(Transcript entries for document pages)
..........
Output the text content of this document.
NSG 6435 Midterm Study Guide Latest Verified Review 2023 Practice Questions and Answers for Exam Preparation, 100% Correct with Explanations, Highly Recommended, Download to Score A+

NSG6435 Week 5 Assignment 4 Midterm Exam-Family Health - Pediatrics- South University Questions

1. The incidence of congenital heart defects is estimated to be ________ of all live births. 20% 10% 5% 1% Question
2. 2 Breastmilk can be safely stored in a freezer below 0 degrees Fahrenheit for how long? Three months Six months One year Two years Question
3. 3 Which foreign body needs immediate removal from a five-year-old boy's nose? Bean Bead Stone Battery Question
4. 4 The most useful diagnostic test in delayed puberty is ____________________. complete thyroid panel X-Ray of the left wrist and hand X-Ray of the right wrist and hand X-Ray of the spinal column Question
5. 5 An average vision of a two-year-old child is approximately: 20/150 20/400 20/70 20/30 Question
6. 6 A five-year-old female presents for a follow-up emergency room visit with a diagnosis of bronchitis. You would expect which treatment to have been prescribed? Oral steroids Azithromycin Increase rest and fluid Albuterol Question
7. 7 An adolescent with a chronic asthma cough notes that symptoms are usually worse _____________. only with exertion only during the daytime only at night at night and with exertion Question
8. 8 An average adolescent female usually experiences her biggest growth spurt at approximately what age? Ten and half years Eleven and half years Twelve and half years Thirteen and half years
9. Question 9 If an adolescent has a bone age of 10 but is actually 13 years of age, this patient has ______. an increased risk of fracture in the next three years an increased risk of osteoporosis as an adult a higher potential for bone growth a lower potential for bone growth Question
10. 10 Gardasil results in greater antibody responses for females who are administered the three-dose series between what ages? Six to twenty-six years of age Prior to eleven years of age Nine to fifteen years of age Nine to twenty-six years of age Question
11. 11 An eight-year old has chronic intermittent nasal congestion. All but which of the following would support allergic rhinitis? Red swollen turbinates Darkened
..........
**EXERCISE DIRECTIONS**
Extract all of the data above and output it character for character.

**RESULT FOR THIS EXERCISE**
Output the text content of this document.
NSG 6435 Midterm Study Guide Latest Verified Review 2023 Practice Questions and Answers for Exam Preparation, 100% Correct with Explanations, Highly Recommended, Download to Score A+

NSG6435 Week 5 Assignment 4 Midterm Exam-Family Health - Pediatrics- South University Questions

1. The incidence of congenital heart defects is estimated to be ________ of all live births. 20% 10% 5% 1% Question
2. 2 Breastmilk can be safely stored in a freezer below 0 degrees Fahrenheit for how long? Three months Six months One year Two years Question
3. 3 Which foreign body needs immediate removal from a five-year-old boy's nose? Bean Bead Stone Battery Question
4. 4 The most useful diagnostic test in delayed puberty is ____________________. complete thyroid panel X-Ray of the left wrist and hand X-Ray of the right wrist and hand X-Ray of the spinal column Question
5. 5 An average vision of a two-year-old child is approximately: 20/150 20/400 20/70 20/30 Question
6. 6 A five-year-old female presents for a follow-up emergency room visit with a diagnosis of bronchitis. You would expect which treatment to have been prescribed? Oral steroids Azithromycin Increase rest and fluid Albuterol Question
7. 7 An adolescent with a chronic asthma cough notes that symptoms are usually worse _____________. only with exertion only during the daytime only at night at night and with exertion Question
8. 8 An average adolescent female usually experiences her biggest growth spurt at approximately what age? Ten and half years Eleven and half years Twelve and half years Thirteen and half years
9. Question 9 If an adolescent has a bone age of 10 but is actually 13 years of age, this patient has ______. an increased risk of fracture in the next three years an increased risk of osteoporosis as an adult a higher potential for bone growth a lower potential for bone growth Question
10. 10 Gardasil results in greater antibody responses for females who are administered the three-dose series between what ages? Six to twenty-six years of age Prior to eleven years of age Nine to fifteen years of age Nine to twenty-six years of age Question
11. 11 An eight-year old has chronic intermittent nasal congestion. All but which of the following would support allergic rhinitis? Red swollen turbinates Darkened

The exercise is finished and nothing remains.